**Document extract**
• • • • • • •

They did it because it was the most strategic and compassionate thing to do. The custodians of Sydney Cove understood responsibility, ownership, and the sanctity of knowledge more than any settler, convict, or soldier that day ever could. Because the men, women, and children on those boats would have died of disease and malnutrition if they were denied entry. Because it is easier to combat a foe if you meet them head on. Because you can’t know for sure that someone is a threat from afar.

I know it is a fictional text, based on the past and never claiming to be an historical account, but The Visitors throws the stories of history into sharp relief. I came into that theatre thinking about the Voice, mulling over the shame of it all, and I walked away understanding that the referendum was only another failure on the part of White Australia. White folks in this country have caused harm once again, as we have done in a hundred sickening ways for 200 years, all while the traditional custodians of this land have continued to lead, teach, and live. Because they believe in compassion in a way that White Australia doesn’t.

That strength is inspiring.

• • • • • • •

**Data extracts**
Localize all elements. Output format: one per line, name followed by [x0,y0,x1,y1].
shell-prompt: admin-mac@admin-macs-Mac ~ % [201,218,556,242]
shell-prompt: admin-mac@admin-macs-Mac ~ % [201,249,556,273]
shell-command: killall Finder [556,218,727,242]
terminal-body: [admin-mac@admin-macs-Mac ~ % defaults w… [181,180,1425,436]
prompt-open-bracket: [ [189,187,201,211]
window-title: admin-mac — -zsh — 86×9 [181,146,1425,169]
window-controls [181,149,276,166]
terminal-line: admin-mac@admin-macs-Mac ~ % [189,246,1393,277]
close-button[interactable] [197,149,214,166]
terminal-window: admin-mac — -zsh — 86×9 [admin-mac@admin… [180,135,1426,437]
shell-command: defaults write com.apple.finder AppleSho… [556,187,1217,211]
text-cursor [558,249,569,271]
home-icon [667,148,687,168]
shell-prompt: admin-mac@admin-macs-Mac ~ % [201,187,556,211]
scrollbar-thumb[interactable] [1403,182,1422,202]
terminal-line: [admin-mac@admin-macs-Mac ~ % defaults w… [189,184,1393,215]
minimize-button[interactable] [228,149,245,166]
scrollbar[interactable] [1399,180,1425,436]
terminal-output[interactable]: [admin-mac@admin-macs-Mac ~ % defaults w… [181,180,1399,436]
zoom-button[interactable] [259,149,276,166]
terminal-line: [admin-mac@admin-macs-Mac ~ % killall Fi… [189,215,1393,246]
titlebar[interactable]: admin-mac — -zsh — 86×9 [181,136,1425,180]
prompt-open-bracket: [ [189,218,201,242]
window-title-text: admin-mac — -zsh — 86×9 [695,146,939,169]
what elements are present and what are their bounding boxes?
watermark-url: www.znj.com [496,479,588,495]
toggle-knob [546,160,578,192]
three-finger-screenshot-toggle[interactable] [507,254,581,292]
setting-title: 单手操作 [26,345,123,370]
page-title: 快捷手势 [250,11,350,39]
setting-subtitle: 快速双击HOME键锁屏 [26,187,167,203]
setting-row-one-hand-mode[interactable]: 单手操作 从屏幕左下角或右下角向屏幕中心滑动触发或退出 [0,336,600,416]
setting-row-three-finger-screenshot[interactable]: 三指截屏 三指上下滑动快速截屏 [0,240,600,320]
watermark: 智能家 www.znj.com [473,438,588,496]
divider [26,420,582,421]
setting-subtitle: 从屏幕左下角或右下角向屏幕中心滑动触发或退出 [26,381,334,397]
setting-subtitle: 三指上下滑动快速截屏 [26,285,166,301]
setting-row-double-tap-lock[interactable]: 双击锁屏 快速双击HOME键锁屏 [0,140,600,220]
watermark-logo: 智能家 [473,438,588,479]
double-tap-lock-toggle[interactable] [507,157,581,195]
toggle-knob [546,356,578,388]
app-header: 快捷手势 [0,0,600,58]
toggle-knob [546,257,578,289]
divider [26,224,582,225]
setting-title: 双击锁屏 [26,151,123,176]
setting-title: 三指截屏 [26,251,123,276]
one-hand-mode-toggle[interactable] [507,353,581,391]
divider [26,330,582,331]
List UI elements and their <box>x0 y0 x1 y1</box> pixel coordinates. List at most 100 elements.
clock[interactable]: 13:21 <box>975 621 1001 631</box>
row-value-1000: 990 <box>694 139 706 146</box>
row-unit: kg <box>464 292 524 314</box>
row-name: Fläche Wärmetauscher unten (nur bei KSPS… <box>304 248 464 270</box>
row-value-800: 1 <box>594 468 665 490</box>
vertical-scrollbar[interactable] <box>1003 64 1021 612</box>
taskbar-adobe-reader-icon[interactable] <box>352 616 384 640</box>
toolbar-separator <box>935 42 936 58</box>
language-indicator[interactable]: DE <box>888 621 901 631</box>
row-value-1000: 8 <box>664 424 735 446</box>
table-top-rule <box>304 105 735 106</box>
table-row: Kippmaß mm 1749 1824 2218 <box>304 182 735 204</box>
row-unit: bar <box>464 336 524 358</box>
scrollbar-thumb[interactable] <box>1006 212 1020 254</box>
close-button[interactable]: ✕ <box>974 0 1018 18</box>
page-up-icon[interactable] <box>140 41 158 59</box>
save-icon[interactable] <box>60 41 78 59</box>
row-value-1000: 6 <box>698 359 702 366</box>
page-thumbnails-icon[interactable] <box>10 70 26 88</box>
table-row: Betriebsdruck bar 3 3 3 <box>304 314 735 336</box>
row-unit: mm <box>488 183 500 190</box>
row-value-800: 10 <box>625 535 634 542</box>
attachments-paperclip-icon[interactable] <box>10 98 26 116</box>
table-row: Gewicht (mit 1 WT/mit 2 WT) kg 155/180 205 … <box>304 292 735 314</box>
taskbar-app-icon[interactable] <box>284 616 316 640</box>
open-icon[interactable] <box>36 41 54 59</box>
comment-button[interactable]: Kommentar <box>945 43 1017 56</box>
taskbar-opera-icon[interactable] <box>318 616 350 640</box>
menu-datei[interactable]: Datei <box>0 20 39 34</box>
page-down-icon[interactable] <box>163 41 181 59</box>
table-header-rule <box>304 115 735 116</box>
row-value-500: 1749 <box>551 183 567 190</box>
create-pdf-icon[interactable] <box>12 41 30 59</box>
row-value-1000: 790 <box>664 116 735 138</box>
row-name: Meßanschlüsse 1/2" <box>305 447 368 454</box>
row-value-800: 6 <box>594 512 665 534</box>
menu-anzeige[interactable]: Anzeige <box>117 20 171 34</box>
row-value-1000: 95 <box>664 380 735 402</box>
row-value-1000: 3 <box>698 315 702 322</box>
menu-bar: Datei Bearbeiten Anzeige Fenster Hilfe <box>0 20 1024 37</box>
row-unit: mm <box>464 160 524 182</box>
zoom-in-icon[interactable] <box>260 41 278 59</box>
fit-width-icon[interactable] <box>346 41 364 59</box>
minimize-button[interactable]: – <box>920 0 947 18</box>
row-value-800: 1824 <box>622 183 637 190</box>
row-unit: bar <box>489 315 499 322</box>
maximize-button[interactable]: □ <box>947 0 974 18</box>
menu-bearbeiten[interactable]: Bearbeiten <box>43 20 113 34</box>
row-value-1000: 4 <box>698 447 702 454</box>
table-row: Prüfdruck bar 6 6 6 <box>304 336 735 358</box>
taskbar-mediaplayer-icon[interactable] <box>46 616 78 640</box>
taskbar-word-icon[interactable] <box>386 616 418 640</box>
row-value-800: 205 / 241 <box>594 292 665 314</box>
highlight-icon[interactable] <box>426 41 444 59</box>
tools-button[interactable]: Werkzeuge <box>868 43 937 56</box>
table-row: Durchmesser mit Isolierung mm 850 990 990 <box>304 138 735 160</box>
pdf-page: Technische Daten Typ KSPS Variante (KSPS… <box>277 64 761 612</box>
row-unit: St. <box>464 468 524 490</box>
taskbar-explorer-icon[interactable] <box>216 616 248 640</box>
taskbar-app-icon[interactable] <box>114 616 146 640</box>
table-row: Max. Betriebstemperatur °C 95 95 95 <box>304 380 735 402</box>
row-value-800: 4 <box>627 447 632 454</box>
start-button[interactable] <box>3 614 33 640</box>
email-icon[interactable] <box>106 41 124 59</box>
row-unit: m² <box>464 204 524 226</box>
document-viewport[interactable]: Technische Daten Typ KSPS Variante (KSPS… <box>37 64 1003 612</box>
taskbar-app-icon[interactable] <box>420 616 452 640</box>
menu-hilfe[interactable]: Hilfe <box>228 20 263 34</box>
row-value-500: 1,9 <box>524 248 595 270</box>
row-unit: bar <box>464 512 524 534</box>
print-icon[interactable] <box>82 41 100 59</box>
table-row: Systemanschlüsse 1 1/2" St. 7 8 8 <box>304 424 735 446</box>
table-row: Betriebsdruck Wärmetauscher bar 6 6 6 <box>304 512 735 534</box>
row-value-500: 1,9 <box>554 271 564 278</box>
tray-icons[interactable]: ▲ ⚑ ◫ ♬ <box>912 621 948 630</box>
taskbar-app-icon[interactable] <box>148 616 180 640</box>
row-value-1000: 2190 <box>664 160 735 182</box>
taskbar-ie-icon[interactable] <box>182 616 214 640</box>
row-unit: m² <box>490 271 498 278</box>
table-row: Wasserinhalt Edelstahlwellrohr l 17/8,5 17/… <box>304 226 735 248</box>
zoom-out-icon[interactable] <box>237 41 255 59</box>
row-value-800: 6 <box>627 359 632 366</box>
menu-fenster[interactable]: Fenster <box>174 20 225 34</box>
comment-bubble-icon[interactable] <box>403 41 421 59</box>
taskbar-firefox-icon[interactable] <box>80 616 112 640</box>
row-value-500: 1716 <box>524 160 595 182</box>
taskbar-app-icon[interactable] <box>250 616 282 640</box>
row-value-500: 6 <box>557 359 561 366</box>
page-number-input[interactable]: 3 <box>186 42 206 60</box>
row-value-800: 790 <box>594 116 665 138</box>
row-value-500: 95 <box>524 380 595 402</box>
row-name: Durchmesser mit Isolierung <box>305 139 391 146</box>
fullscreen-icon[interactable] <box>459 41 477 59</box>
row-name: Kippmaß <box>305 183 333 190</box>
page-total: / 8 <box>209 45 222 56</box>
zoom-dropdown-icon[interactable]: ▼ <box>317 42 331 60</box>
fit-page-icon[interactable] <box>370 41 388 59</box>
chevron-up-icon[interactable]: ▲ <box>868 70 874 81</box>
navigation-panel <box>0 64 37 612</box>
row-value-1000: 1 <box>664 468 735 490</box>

• • • • • • •

**Directions**
Return the whole passage about The Visitors and the Voice referendum, word for word.

**Completed task**
They did it because it was the most strategic and compassionate thing to do. The custodians of Sydney Cove understood responsibility, ownership, and the sanctity of knowledge more than any settler, convict, or soldier that day ever could. Because the men, women, and children on those boats would have died of disease and malnutrition if they were denied entry. Because it is easier to combat a foe if you meet them head on. Because you can’t know for sure that someone is a threat from afar.

I know it is a fictional text, based on the past and never claiming to be an historical account, but The Visitors throws the stories of history into sharp relief. I came into that theatre thinking about the Voice, mulling over the shame of it all, and I walked away understanding that the referendum was only another failure on the part of White Australia. White folks in this country have caused harm once again, as we have done in a hundred sickening ways for 200 years, all while the traditional custodians of this land have continued to lead, teach, and live. Because they believe in compassion in a way that White Australia doesn’t.

That strength is inspiring.